• _THE TASK_
Reproduce all of the listing below without alteration.
-- Begin INFORMATION GIVEN --
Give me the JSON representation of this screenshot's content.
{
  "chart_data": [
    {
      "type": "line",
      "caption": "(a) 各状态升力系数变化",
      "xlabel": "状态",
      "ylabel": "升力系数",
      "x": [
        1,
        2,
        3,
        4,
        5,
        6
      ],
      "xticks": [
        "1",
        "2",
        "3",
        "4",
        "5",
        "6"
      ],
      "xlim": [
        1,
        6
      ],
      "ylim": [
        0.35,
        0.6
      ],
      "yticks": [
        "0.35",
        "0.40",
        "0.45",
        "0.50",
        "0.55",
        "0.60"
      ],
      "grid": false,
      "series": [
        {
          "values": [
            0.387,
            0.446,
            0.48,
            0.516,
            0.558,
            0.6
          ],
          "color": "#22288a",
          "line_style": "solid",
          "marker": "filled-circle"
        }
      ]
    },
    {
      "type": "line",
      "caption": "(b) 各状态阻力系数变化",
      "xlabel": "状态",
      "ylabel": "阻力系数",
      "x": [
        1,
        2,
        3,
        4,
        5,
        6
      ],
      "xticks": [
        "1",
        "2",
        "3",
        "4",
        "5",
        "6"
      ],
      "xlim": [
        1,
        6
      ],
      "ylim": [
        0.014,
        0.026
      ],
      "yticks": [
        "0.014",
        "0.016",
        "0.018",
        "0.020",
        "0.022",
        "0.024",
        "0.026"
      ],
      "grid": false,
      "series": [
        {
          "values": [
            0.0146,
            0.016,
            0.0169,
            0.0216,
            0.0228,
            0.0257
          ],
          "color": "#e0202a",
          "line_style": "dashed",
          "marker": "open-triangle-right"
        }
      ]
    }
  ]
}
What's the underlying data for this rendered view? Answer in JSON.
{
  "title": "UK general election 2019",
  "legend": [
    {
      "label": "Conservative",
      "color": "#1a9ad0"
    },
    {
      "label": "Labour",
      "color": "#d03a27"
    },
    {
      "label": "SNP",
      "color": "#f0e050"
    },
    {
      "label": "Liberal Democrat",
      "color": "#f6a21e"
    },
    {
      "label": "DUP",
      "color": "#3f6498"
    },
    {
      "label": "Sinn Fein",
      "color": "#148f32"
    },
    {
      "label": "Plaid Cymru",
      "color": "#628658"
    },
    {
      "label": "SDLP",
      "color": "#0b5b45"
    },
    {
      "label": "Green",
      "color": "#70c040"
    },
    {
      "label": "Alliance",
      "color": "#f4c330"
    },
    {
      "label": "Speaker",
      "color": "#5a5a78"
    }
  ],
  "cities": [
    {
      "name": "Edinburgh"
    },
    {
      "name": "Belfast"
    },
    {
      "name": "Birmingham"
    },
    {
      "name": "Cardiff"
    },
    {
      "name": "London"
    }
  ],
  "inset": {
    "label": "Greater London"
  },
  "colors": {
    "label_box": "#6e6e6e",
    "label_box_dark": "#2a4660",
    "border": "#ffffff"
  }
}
-- End INFORMATION GIVEN --
• _THE RESPONSE_
Give me the JSON representation of this screenshot's content.
{
  "chart_data": [
    {
      "type": "line",
      "caption": "(a) 各状态升力系数变化",
      "xlabel": "状态",
      "ylabel": "升力系数",
      "x": [
        1,
        2,
        3,
        4,
        5,
        6
      ],
      "xticks": [
        "1",
        "2",
        "3",
        "4",
        "5",
        "6"
      ],
      "xlim": [
        1,
        6
      ],
      "ylim": [
        0.35,
        0.6
      ],
      "yticks": [
        "0.35",
        "0.40",
        "0.45",
        "0.50",
        "0.55",
        "0.60"
      ],
      "grid": false,
      "series": [
        {
          "values": [
            0.387,
            0.446,
            0.48,
            0.516,
            0.558,
            0.6
          ],
          "color": "#22288a",
          "line_style": "solid",
          "marker": "filled-circle"
        }
      ]
    },
    {
      "type": "line",
      "caption": "(b) 各状态阻力系数变化",
      "xlabel": "状态",
      "ylabel": "阻力系数",
      "x": [
        1,
        2,
        3,
        4,
        5,
        6
      ],
      "xticks": [
        "1",
        "2",
        "3",
        "4",
        "5",
        "6"
      ],
      "xlim": [
        1,
        6
      ],
      "ylim": [
        0.014,
        0.026
      ],
      "yticks": [
        "0.014",
        "0.016",
        "0.018",
        "0.020",
        "0.022",
        "0.024",
        "0.026"
      ],
      "grid": false,
      "series": [
        {
          "values": [
            0.0146,
            0.016,
            0.0169,
            0.0216,
            0.0228,
            0.0257
          ],
          "color": "#e0202a",
          "line_style": "dashed",
          "marker": "open-triangle-right"
        }
      ]
    }
  ]
}
What's the underlying data for this rendered view? Answer in JSON.
{
  "title": "UK general election 2019",
  "legend": [
    {
      "label": "Conservative",
      "color": "#1a9ad0"
    },
    {
      "label": "Labour",
      "color": "#d03a27"
    },
    {
      "label": "SNP",
      "color": "#f0e050"
    },
    {
      "label": "Liberal Democrat",
      "color": "#f6a21e"
    },
    {
      "label": "DUP",
      "color": "#3f6498"
    },
    {
      "label": "Sinn Fein",
      "color": "#148f32"
    },
    {
      "label": "Plaid Cymru",
      "color": "#628658"
    },
    {
      "label": "SDLP",
      "color": "#0b5b45"
    },
    {
      "label": "Green",
      "color": "#70c040"
    },
    {
      "label": "Alliance",
      "color": "#f4c330"
    },
    {
      "label": "Speaker",
      "color": "#5a5a78"
    }
  ],
  "cities": [
    {
      "name": "Edinburgh"
    },
    {
      "name": "Belfast"
    },
    {
      "name": "Birmingham"
    },
    {
      "name": "Cardiff"
    },
    {
      "name": "London"
    }
  ],
  "inset": {
    "label": "Greater London"
  },
  "colors": {
    "label_box": "#6e6e6e",
    "label_box_dark": "#2a4660",
    "border": "#ffffff"
  }
}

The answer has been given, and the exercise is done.